--- Given data ---

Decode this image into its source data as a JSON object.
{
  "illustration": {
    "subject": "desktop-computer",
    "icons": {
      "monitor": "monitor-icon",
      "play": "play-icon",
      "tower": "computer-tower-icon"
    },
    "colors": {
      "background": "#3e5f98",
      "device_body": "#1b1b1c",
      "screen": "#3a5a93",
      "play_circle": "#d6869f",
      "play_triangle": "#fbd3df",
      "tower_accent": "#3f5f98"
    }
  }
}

---

▸ **Exercise aim**
Report how many lines above hold the string "computer", giving nothing but the number.

▸ **Written answer**
2